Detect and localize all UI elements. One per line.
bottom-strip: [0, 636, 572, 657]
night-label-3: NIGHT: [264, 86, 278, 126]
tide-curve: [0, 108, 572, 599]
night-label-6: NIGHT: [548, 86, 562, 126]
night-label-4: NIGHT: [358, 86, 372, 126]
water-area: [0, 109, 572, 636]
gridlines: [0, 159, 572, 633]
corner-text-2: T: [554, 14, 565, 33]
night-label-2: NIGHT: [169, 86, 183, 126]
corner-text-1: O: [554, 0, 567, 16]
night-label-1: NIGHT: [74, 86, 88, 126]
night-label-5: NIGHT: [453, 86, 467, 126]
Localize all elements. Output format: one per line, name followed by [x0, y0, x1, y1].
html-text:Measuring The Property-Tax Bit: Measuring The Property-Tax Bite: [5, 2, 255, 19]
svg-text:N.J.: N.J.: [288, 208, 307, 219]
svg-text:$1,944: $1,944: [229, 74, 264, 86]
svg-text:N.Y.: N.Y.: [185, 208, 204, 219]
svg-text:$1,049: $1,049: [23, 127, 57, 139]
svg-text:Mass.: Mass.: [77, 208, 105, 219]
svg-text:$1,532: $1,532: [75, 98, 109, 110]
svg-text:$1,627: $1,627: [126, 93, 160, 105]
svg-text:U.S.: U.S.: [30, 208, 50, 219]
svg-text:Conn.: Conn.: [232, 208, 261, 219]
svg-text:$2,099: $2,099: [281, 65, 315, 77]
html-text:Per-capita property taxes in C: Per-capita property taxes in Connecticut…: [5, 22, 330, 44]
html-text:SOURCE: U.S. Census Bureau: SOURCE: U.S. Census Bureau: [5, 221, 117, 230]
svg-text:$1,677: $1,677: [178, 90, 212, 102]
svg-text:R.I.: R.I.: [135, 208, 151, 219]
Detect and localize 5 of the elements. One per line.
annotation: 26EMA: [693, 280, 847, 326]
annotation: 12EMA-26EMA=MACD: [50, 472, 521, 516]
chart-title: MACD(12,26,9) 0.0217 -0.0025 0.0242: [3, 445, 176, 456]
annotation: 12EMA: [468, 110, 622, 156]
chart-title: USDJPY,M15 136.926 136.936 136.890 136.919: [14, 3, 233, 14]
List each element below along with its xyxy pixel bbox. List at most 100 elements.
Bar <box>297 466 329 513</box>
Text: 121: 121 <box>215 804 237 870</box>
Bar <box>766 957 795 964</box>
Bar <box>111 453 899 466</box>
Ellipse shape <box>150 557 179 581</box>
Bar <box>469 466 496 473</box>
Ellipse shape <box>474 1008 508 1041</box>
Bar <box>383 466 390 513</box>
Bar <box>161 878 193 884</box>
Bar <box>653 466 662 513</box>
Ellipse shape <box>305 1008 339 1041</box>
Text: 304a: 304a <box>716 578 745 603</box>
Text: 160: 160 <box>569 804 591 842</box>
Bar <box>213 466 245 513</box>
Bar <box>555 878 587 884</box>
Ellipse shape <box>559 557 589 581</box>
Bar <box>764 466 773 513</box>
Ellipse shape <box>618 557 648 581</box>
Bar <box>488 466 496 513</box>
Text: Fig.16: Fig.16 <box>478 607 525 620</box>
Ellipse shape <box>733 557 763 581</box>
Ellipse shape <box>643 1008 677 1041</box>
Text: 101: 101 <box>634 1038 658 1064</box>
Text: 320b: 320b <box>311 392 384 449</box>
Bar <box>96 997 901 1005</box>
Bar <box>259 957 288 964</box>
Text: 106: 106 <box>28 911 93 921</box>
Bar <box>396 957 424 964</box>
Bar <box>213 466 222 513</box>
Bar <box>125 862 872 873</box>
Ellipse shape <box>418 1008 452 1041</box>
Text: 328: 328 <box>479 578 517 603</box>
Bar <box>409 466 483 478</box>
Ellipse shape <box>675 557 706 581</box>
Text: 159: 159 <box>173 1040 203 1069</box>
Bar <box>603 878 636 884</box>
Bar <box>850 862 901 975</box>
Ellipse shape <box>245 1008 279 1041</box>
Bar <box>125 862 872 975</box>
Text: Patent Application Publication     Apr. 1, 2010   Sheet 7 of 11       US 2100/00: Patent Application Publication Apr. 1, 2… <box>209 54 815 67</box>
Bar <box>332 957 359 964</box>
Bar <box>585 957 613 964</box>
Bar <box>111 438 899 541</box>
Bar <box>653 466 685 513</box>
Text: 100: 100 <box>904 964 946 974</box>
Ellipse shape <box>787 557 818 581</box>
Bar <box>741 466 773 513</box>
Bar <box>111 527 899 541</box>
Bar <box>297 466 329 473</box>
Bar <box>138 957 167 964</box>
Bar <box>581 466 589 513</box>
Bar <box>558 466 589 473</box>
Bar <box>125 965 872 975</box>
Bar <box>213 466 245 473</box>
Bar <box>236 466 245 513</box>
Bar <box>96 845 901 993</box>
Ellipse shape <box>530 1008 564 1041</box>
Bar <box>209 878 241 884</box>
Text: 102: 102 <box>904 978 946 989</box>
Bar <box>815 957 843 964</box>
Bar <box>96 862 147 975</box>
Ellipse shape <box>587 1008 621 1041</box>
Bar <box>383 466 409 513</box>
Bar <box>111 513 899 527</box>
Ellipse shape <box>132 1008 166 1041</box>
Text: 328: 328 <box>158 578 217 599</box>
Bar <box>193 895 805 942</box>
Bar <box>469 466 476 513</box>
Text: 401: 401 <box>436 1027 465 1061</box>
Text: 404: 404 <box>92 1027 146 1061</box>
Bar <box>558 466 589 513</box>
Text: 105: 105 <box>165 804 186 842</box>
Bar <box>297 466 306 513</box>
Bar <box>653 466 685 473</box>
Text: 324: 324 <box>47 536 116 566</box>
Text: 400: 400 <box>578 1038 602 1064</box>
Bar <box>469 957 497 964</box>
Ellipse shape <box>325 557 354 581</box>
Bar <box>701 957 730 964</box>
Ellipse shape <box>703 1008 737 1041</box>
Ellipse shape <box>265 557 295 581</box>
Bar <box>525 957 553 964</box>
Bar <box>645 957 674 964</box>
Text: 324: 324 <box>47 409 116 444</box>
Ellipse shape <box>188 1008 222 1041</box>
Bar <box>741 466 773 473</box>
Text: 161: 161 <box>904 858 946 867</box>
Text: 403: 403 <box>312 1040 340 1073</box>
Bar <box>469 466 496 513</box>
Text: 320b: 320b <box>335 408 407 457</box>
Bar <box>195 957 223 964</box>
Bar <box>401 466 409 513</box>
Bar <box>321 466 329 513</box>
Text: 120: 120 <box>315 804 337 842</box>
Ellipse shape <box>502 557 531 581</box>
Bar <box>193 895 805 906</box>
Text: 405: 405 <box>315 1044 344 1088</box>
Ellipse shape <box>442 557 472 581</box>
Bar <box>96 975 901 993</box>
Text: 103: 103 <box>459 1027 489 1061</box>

■ The problem ■
Edit the lines above so that every "Ellipse shape" becomes "Oval shape", keeping all other text the same.

■ Answer to this exercise ■
Detect and localize all UI elements. One per line.
bottom-strip: [0, 636, 572, 657]
night-label-3: NIGHT: [264, 86, 278, 126]
tide-curve: [0, 108, 572, 599]
night-label-6: NIGHT: [548, 86, 562, 126]
night-label-4: NIGHT: [358, 86, 372, 126]
water-area: [0, 109, 572, 636]
gridlines: [0, 159, 572, 633]
corner-text-2: T: [554, 14, 565, 33]
night-label-2: NIGHT: [169, 86, 183, 126]
corner-text-1: O: [554, 0, 567, 16]
night-label-1: NIGHT: [74, 86, 88, 126]
night-label-5: NIGHT: [453, 86, 467, 126]
Localize all elements. Output format: one per line, name followed by [x0, y0, x1, y1].
html-text:Measuring The Property-Tax Bit: Measuring The Property-Tax Bite: [5, 2, 255, 19]
svg-text:N.J.: N.J.: [288, 208, 307, 219]
svg-text:$1,944: $1,944: [229, 74, 264, 86]
svg-text:N.Y.: N.Y.: [185, 208, 204, 219]
svg-text:$1,049: $1,049: [23, 127, 57, 139]
svg-text:Mass.: Mass.: [77, 208, 105, 219]
svg-text:$1,532: $1,532: [75, 98, 109, 110]
svg-text:$1,627: $1,627: [126, 93, 160, 105]
svg-text:U.S.: U.S.: [30, 208, 50, 219]
svg-text:Conn.: Conn.: [232, 208, 261, 219]
svg-text:$2,099: $2,099: [281, 65, 315, 77]
html-text:Per-capita property taxes in C: Per-capita property taxes in Connecticut…: [5, 22, 330, 44]
html-text:SOURCE: U.S. Census Bureau: SOURCE: U.S. Census Bureau: [5, 221, 117, 230]
svg-text:$1,677: $1,677: [178, 90, 212, 102]
svg-text:R.I.: R.I.: [135, 208, 151, 219]
Detect and localize 5 of the elements. One per line.
annotation: 26EMA: [693, 280, 847, 326]
annotation: 12EMA-26EMA=MACD: [50, 472, 521, 516]
chart-title: MACD(12,26,9) 0.0217 -0.0025 0.0242: [3, 445, 176, 456]
annotation: 12EMA: [468, 110, 622, 156]
chart-title: USDJPY,M15 136.926 136.936 136.890 136.919: [14, 3, 233, 14]
List each element below along with its xyxy pixel bbox. List at most 100 elements.
Bar <box>297 466 329 513</box>
Text: 121: 121 <box>215 804 237 870</box>
Bar <box>766 957 795 964</box>
Bar <box>111 453 899 466</box>
Oval shape <box>150 557 179 581</box>
Bar <box>469 466 496 473</box>
Oval shape <box>474 1008 508 1041</box>
Bar <box>383 466 390 513</box>
Bar <box>161 878 193 884</box>
Bar <box>653 466 662 513</box>
Oval shape <box>305 1008 339 1041</box>
Text: 304a: 304a <box>716 578 745 603</box>
Text: 160: 160 <box>569 804 591 842</box>
Bar <box>213 466 245 513</box>
Bar <box>555 878 587 884</box>
Oval shape <box>559 557 589 581</box>
Bar <box>764 466 773 513</box>
Oval shape <box>618 557 648 581</box>
Bar <box>488 466 496 513</box>
Text: Fig.16: Fig.16 <box>478 607 525 620</box>
Oval shape <box>733 557 763 581</box>
Oval shape <box>643 1008 677 1041</box>
Text: 101: 101 <box>634 1038 658 1064</box>
Text: 320b: 320b <box>311 392 384 449</box>
Bar <box>96 997 901 1005</box>
Bar <box>259 957 288 964</box>
Text: 106: 106 <box>28 911 93 921</box>
Bar <box>396 957 424 964</box>
Bar <box>213 466 222 513</box>
Bar <box>125 862 872 873</box>
Oval shape <box>418 1008 452 1041</box>
Text: 328: 328 <box>479 578 517 603</box>
Bar <box>409 466 483 478</box>
Oval shape <box>675 557 706 581</box>
Text: 159: 159 <box>173 1040 203 1069</box>
Bar <box>603 878 636 884</box>
Bar <box>850 862 901 975</box>
Oval shape <box>245 1008 279 1041</box>
Bar <box>125 862 872 975</box>
Text: Patent Application Publication     Apr. 1, 2010   Sheet 7 of 11       US 2100/00: Patent Application Publication Apr. 1, 2… <box>209 54 815 67</box>
Bar <box>332 957 359 964</box>
Bar <box>585 957 613 964</box>
Bar <box>111 438 899 541</box>
Bar <box>653 466 685 513</box>
Text: 100: 100 <box>904 964 946 974</box>
Oval shape <box>787 557 818 581</box>
Bar <box>741 466 773 513</box>
Bar <box>111 527 899 541</box>
Bar <box>297 466 329 473</box>
Bar <box>138 957 167 964</box>
Bar <box>581 466 589 513</box>
Bar <box>558 466 589 473</box>
Bar <box>125 965 872 975</box>
Bar <box>213 466 245 473</box>
Bar <box>236 466 245 513</box>
Bar <box>96 845 901 993</box>
Oval shape <box>530 1008 564 1041</box>
Bar <box>209 878 241 884</box>
Text: 102: 102 <box>904 978 946 989</box>
Bar <box>815 957 843 964</box>
Bar <box>96 862 147 975</box>
Oval shape <box>587 1008 621 1041</box>
Bar <box>383 466 409 513</box>
Bar <box>111 513 899 527</box>
Oval shape <box>132 1008 166 1041</box>
Text: 328: 328 <box>158 578 217 599</box>
Bar <box>193 895 805 942</box>
Bar <box>469 466 476 513</box>
Text: 401: 401 <box>436 1027 465 1061</box>
Text: 404: 404 <box>92 1027 146 1061</box>
Bar <box>558 466 589 513</box>
Text: 105: 105 <box>165 804 186 842</box>
Bar <box>297 466 306 513</box>
Bar <box>653 466 685 473</box>
Text: 324: 324 <box>47 536 116 566</box>
Text: 400: 400 <box>578 1038 602 1064</box>
Bar <box>469 957 497 964</box>
Oval shape <box>325 557 354 581</box>
Bar <box>701 957 730 964</box>
Oval shape <box>703 1008 737 1041</box>
Oval shape <box>265 557 295 581</box>
Bar <box>525 957 553 964</box>
Bar <box>645 957 674 964</box>
Text: 324: 324 <box>47 409 116 444</box>
Oval shape <box>188 1008 222 1041</box>
Bar <box>741 466 773 473</box>
Text: 161: 161 <box>904 858 946 867</box>
Text: 403: 403 <box>312 1040 340 1073</box>
Bar <box>469 466 496 513</box>
Text: 320b: 320b <box>335 408 407 457</box>
Bar <box>195 957 223 964</box>
Bar <box>401 466 409 513</box>
Bar <box>321 466 329 513</box>
Text: 120: 120 <box>315 804 337 842</box>
Oval shape <box>502 557 531 581</box>
Bar <box>193 895 805 906</box>
Text: 405: 405 <box>315 1044 344 1088</box>
Oval shape <box>442 557 472 581</box>
Bar <box>96 975 901 993</box>
Text: 103: 103 <box>459 1027 489 1061</box>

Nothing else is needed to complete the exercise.